ITEMS:
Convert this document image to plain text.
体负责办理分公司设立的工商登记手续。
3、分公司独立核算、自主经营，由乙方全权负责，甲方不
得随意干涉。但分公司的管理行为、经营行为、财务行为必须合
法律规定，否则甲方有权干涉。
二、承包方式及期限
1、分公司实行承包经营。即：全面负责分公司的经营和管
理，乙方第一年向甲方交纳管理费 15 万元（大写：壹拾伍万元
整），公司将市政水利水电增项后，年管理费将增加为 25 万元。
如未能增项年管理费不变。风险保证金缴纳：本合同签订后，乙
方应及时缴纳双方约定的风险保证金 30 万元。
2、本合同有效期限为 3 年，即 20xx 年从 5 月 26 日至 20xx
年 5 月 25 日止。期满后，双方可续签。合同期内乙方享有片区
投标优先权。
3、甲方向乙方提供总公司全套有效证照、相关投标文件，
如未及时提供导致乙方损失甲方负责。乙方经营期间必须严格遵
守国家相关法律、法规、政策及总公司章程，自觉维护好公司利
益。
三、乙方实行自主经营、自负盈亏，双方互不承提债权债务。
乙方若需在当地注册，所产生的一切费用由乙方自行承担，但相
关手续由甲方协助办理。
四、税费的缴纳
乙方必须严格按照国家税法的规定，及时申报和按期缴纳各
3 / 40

GOAL:
Restate the whole listing exactly.

THE OUTPUT:
Convert this document image to plain text.
体负责办理分公司设立的工商登记手续。
3、分公司独立核算、自主经营，由乙方全权负责，甲方不
得随意干涉。但分公司的管理行为、经营行为、财务行为必须合
法律规定，否则甲方有权干涉。
二、承包方式及期限
1、分公司实行承包经营。即：全面负责分公司的经营和管
理，乙方第一年向甲方交纳管理费 15 万元（大写：壹拾伍万元
整），公司将市政水利水电增项后，年管理费将增加为 25 万元。
如未能增项年管理费不变。风险保证金缴纳：本合同签订后，乙
方应及时缴纳双方约定的风险保证金 30 万元。
2、本合同有效期限为 3 年，即 20xx 年从 5 月 26 日至 20xx
年 5 月 25 日止。期满后，双方可续签。合同期内乙方享有片区
投标优先权。
3、甲方向乙方提供总公司全套有效证照、相关投标文件，
如未及时提供导致乙方损失甲方负责。乙方经营期间必须严格遵
守国家相关法律、法规、政策及总公司章程，自觉维护好公司利
益。
三、乙方实行自主经营、自负盈亏，双方互不承提债权债务。
乙方若需在当地注册，所产生的一切费用由乙方自行承担，但相
关手续由甲方协助办理。
四、税费的缴纳
乙方必须严格按照国家税法的规定，及时申报和按期缴纳各
3 / 40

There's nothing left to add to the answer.